→ Data shown
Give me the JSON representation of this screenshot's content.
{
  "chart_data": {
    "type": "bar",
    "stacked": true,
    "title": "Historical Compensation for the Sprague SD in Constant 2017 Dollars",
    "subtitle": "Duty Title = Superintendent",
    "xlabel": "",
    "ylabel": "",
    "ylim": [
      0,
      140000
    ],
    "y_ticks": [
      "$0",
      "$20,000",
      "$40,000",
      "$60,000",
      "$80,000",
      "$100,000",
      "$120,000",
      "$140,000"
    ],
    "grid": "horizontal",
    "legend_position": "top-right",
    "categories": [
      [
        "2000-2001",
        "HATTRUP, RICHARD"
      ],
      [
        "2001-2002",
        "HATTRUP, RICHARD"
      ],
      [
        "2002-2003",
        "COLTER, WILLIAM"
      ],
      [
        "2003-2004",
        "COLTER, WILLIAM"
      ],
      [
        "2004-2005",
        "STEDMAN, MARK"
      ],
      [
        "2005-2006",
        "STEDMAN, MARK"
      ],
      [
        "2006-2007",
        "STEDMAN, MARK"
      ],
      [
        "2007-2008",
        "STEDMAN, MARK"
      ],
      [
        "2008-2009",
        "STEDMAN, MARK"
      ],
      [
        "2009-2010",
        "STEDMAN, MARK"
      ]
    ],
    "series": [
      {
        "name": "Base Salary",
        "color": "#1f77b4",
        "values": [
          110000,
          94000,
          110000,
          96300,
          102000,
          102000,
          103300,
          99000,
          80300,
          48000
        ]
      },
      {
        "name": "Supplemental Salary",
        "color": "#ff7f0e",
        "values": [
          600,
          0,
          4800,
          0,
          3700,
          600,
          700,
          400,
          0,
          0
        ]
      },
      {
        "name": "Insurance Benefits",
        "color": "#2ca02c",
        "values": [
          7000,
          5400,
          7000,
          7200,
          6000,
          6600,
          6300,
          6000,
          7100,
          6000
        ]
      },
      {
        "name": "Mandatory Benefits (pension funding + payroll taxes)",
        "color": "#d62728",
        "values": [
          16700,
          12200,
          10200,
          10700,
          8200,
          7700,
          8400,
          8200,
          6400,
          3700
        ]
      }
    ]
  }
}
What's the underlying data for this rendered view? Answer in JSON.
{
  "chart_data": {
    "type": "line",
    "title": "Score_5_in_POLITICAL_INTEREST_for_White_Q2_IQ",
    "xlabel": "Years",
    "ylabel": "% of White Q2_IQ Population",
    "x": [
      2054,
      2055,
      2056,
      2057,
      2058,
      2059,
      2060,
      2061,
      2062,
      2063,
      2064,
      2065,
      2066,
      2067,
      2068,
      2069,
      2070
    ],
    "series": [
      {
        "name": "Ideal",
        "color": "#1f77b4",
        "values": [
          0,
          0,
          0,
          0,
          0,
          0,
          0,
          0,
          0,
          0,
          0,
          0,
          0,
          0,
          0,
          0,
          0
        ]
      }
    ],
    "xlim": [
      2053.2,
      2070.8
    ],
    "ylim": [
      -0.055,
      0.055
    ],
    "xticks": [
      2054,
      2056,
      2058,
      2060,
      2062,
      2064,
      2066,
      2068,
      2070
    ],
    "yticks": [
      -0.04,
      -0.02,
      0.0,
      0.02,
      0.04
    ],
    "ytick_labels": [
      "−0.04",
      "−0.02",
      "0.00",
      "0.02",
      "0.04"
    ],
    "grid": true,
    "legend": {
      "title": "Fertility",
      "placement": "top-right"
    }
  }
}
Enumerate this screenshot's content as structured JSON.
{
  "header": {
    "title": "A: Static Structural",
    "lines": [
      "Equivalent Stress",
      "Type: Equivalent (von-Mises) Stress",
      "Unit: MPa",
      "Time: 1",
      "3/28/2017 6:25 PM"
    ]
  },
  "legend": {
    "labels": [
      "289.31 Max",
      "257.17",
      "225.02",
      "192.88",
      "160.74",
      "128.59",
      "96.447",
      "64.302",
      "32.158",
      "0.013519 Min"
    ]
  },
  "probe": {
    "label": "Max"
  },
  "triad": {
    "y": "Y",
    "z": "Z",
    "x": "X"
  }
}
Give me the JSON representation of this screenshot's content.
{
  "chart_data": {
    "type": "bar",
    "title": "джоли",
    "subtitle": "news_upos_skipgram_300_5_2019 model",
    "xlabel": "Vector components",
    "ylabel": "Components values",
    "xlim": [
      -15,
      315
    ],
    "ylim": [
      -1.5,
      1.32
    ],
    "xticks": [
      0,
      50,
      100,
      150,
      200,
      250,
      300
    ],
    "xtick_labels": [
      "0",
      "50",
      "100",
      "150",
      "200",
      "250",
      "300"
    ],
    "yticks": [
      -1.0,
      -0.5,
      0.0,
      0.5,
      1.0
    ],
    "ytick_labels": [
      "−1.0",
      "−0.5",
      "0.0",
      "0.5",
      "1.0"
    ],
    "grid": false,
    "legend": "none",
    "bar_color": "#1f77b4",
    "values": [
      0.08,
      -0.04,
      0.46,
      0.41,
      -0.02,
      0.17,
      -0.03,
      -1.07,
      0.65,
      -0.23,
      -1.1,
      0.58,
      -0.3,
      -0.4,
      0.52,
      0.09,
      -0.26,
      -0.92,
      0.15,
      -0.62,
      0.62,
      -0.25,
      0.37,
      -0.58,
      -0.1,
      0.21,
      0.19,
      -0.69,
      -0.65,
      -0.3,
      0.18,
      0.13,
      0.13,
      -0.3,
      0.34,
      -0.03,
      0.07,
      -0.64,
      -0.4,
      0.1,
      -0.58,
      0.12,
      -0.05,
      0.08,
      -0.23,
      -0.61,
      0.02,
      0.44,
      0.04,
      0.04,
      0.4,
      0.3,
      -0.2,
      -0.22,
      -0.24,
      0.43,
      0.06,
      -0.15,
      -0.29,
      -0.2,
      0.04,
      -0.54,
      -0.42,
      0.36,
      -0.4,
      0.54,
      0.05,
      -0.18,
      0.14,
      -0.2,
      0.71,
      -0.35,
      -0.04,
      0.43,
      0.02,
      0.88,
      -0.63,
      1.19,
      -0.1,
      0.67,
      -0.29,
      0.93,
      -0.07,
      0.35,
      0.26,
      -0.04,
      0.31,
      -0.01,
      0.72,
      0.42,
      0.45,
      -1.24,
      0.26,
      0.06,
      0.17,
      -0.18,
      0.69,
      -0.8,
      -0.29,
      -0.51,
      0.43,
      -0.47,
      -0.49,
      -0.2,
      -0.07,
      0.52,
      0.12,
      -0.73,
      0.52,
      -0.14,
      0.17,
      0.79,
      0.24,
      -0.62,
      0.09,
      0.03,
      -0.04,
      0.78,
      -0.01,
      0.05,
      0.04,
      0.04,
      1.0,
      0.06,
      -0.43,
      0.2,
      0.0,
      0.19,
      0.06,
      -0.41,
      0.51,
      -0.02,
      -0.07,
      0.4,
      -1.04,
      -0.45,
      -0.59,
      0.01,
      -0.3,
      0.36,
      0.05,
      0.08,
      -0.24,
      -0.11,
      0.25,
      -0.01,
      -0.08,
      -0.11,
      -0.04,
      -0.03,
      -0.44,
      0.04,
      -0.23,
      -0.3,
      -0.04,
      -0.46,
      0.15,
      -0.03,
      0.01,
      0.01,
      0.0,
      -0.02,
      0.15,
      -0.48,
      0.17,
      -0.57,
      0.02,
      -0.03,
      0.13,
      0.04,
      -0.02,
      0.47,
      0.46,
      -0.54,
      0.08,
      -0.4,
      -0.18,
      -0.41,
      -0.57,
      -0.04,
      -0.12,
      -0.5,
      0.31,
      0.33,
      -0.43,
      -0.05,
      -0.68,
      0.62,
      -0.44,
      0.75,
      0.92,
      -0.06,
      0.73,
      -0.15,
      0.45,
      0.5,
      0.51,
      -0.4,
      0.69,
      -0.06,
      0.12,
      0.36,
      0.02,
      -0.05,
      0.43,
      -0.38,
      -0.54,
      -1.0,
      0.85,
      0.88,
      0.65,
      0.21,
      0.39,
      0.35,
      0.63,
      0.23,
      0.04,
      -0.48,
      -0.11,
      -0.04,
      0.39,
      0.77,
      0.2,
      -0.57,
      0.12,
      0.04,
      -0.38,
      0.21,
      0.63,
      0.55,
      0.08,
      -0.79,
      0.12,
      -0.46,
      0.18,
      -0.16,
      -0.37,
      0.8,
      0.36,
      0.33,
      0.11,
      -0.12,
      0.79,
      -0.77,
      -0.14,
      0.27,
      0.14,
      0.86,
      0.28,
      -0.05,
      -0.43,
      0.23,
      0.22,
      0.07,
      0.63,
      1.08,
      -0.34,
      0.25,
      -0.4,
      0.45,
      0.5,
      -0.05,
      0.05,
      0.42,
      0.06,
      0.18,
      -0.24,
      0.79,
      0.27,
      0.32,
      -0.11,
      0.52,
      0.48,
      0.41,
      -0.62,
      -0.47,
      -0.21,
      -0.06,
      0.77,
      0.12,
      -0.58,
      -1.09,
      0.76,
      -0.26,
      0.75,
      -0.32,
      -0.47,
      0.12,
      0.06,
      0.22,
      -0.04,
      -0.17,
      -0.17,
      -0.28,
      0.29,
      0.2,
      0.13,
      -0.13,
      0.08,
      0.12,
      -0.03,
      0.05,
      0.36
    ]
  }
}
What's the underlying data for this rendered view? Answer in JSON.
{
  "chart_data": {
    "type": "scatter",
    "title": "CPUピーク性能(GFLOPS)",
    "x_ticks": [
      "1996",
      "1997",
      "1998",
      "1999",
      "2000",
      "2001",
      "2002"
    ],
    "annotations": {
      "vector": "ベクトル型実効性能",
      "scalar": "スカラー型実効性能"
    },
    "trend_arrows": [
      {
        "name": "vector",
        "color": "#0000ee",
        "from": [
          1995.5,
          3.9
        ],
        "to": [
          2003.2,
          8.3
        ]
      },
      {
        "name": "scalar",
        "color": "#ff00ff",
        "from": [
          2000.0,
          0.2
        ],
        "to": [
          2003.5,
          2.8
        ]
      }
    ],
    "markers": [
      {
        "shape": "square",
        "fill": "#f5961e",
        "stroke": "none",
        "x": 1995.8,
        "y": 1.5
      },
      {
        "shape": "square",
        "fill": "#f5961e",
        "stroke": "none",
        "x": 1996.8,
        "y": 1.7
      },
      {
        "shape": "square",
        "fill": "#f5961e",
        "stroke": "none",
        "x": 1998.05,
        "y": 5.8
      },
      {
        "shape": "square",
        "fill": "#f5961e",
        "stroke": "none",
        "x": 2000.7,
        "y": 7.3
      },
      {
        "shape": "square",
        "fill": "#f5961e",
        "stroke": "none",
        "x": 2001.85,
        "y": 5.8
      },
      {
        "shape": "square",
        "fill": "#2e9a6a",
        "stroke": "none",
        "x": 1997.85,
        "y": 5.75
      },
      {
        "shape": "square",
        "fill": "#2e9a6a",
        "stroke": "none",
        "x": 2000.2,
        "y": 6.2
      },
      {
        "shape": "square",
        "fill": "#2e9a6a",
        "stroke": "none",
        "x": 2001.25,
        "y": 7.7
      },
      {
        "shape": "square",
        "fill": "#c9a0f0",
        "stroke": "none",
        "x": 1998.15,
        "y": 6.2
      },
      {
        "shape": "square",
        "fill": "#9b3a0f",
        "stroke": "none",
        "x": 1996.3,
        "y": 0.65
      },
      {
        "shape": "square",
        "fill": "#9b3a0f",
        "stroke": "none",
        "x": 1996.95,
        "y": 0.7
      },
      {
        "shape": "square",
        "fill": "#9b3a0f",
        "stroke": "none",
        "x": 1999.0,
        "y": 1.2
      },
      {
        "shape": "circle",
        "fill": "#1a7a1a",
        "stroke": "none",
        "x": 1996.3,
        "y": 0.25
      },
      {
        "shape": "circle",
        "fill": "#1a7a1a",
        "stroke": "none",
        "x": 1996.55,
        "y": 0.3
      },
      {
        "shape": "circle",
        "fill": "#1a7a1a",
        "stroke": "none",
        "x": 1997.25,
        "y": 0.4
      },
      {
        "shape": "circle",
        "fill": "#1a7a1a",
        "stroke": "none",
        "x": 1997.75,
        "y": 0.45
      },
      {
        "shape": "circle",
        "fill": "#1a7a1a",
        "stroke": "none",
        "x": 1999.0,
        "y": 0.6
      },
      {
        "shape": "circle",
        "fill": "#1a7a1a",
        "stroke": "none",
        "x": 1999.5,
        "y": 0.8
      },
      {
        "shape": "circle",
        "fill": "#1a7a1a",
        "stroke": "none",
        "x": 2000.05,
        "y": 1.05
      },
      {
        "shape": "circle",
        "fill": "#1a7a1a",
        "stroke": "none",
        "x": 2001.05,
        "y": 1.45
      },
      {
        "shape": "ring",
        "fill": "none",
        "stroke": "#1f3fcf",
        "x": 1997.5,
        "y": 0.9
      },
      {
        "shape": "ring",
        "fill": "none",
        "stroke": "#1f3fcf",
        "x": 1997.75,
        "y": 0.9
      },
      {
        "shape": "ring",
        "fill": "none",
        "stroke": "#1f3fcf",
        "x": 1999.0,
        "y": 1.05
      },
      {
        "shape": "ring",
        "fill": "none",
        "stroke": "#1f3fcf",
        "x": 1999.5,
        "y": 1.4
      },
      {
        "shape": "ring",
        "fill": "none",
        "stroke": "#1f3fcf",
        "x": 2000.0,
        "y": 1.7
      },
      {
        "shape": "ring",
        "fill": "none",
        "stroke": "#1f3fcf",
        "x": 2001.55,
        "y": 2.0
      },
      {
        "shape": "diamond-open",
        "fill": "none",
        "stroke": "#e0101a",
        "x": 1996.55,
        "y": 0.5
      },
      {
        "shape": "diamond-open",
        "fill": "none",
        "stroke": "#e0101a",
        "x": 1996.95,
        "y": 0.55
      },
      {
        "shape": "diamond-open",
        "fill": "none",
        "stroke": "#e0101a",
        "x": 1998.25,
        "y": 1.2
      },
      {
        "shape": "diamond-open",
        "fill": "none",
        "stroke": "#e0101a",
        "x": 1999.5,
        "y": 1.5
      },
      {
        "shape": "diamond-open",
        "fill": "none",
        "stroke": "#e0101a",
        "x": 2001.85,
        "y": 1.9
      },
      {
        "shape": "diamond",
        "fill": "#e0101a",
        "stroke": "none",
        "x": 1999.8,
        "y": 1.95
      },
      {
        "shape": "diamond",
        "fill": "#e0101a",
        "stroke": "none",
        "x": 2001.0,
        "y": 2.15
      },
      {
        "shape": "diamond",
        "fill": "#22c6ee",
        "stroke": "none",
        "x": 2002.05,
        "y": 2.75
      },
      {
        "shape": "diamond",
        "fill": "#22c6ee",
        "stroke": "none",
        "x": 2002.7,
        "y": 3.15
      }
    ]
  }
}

→ Directive
From the listing, copy every line where the string "Benefits" appears.

→ Response to this exercise
        "name": "Insurance Benefits",
        "name": "Mandatory Benefits (pension funding + payroll taxes)",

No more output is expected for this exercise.